--- Begin Extracted entries ---

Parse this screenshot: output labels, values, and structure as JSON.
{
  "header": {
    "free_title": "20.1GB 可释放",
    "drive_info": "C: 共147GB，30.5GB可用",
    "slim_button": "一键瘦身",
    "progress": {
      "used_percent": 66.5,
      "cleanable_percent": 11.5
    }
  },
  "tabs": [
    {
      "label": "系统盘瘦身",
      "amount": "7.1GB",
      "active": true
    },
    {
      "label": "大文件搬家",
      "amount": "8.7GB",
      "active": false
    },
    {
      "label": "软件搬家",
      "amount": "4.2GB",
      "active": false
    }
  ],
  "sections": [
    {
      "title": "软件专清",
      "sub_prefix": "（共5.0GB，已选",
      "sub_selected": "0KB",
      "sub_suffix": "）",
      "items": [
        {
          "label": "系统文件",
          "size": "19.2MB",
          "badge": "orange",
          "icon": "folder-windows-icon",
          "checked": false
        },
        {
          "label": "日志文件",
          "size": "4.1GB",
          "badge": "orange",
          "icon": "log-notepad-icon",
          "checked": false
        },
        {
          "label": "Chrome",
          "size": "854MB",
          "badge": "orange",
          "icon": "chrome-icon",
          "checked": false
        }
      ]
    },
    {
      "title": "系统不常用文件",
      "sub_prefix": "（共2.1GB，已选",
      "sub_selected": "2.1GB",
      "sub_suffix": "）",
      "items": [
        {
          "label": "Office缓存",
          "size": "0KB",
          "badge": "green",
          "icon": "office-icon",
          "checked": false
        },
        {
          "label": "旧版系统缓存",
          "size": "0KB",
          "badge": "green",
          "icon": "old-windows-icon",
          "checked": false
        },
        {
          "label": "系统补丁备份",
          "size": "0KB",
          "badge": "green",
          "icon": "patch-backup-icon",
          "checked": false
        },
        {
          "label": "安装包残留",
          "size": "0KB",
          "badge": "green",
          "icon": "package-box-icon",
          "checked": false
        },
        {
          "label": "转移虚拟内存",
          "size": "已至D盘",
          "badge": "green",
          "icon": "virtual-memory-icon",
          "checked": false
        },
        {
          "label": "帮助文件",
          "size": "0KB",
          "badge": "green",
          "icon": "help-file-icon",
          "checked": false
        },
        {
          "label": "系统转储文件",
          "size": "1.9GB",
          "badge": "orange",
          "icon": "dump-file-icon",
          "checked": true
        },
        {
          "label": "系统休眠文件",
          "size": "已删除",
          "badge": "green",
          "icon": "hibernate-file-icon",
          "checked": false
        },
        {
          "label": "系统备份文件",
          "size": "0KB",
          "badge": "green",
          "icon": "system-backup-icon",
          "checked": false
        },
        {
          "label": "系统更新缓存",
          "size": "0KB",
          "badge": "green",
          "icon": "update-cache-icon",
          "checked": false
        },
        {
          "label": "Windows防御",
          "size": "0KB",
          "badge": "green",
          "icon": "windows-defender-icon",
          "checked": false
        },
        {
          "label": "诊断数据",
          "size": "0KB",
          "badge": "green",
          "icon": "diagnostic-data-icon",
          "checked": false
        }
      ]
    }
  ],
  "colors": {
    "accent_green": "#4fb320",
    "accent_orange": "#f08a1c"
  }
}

--- End Extracted entries ---

## What you should do
Reproduce the full listing word for word.

## Task solution
Parse this screenshot: output labels, values, and structure as JSON.
{
  "header": {
    "free_title": "20.1GB 可释放",
    "drive_info": "C: 共147GB，30.5GB可用",
    "slim_button": "一键瘦身",
    "progress": {
      "used_percent": 66.5,
      "cleanable_percent": 11.5
    }
  },
  "tabs": [
    {
      "label": "系统盘瘦身",
      "amount": "7.1GB",
      "active": true
    },
    {
      "label": "大文件搬家",
      "amount": "8.7GB",
      "active": false
    },
    {
      "label": "软件搬家",
      "amount": "4.2GB",
      "active": false
    }
  ],
  "sections": [
    {
      "title": "软件专清",
      "sub_prefix": "（共5.0GB，已选",
      "sub_selected": "0KB",
      "sub_suffix": "）",
      "items": [
        {
          "label": "系统文件",
          "size": "19.2MB",
          "badge": "orange",
          "icon": "folder-windows-icon",
          "checked": false
        },
        {
          "label": "日志文件",
          "size": "4.1GB",
          "badge": "orange",
          "icon": "log-notepad-icon",
          "checked": false
        },
        {
          "label": "Chrome",
          "size": "854MB",
          "badge": "orange",
          "icon": "chrome-icon",
          "checked": false
        }
      ]
    },
    {
      "title": "系统不常用文件",
      "sub_prefix": "（共2.1GB，已选",
      "sub_selected": "2.1GB",
      "sub_suffix": "）",
      "items": [
        {
          "label": "Office缓存",
          "size": "0KB",
          "badge": "green",
          "icon": "office-icon",
          "checked": false
        },
        {
          "label": "旧版系统缓存",
          "size": "0KB",
          "badge": "green",
          "icon": "old-windows-icon",
          "checked": false
        },
        {
          "label": "系统补丁备份",
          "size": "0KB",
          "badge": "green",
          "icon": "patch-backup-icon",
          "checked": false
        },
        {
          "label": "安装包残留",
          "size": "0KB",
          "badge": "green",
          "icon": "package-box-icon",
          "checked": false
        },
        {
          "label": "转移虚拟内存",
          "size": "已至D盘",
          "badge": "green",
          "icon": "virtual-memory-icon",
          "checked": false
        },
        {
          "label": "帮助文件",
          "size": "0KB",
          "badge": "green",
          "icon": "help-file-icon",
          "checked": false
        },
        {
          "label": "系统转储文件",
          "size": "1.9GB",
          "badge": "orange",
          "icon": "dump-file-icon",
          "checked": true
        },
        {
          "label": "系统休眠文件",
          "size": "已删除",
          "badge": "green",
          "icon": "hibernate-file-icon",
          "checked": false
        },
        {
          "label": "系统备份文件",
          "size": "0KB",
          "badge": "green",
          "icon": "system-backup-icon",
          "checked": false
        },
        {
          "label": "系统更新缓存",
          "size": "0KB",
          "badge": "green",
          "icon": "update-cache-icon",
          "checked": false
        },
        {
          "label": "Windows防御",
          "size": "0KB",
          "badge": "green",
          "icon": "windows-defender-icon",
          "checked": false
        },
        {
          "label": "诊断数据",
          "size": "0KB",
          "badge": "green",
          "icon": "diagnostic-data-icon",
          "checked": false
        }
      ]
    }
  ],
  "colors": {
    "accent_green": "#4fb320",
    "accent_orange": "#f08a1c"
  }
}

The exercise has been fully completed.